Exercise | Search the listing below for the string "pattern" and show each line that contains it.

Data shown |
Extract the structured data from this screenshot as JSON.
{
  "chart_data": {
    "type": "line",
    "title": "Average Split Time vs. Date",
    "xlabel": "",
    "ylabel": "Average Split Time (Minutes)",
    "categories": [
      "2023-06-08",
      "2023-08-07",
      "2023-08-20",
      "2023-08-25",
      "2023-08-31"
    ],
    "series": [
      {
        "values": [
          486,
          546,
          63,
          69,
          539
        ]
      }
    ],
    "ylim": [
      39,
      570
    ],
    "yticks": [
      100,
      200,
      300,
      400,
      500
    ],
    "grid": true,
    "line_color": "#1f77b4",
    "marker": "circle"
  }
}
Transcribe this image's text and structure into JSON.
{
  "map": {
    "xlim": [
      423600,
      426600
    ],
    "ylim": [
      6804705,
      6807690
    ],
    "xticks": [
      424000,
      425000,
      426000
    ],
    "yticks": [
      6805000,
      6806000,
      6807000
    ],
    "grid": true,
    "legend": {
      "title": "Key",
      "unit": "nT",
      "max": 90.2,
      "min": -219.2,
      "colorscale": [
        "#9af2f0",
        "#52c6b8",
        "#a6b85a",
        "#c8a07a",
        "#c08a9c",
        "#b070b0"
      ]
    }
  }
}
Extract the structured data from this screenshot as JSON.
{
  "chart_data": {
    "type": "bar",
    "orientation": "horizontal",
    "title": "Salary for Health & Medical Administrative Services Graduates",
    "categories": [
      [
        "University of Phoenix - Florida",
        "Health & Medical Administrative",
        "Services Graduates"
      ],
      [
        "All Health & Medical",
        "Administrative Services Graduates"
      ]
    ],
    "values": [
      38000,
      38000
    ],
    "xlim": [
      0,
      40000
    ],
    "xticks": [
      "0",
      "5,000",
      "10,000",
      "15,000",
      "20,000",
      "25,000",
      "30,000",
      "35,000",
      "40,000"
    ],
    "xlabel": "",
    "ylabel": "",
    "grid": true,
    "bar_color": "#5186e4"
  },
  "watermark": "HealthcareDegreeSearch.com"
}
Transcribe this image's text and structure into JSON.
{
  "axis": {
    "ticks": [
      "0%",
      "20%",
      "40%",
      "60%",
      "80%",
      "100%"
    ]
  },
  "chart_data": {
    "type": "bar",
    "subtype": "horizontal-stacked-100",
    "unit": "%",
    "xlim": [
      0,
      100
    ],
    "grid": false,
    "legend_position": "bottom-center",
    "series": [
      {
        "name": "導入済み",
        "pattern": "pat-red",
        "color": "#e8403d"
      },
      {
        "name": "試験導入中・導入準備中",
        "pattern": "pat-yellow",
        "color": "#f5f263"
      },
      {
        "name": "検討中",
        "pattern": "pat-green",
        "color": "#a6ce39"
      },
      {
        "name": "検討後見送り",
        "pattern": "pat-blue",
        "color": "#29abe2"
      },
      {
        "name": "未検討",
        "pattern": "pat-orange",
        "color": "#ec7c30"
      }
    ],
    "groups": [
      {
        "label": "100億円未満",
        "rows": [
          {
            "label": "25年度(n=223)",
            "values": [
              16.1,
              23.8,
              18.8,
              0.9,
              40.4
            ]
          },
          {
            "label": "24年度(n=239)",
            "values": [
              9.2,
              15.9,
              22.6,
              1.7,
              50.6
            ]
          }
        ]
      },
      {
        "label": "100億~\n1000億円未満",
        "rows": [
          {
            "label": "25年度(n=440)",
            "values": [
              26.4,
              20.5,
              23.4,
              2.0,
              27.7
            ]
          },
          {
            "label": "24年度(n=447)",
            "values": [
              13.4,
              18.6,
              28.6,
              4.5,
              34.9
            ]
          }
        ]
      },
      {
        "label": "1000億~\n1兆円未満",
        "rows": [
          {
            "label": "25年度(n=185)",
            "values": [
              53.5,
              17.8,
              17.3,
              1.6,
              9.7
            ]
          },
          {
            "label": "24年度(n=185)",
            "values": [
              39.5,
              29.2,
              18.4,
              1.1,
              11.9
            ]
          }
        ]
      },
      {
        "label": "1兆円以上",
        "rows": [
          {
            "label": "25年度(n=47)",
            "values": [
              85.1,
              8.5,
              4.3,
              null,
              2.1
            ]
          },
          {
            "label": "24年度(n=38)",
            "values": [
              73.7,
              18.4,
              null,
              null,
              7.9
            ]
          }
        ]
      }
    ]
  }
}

Exercise solution |
        "pattern": "pat-red",
        "pattern": "pat-yellow",
        "pattern": "pat-green",
        "pattern": "pat-blue",
        "pattern": "pat-orange",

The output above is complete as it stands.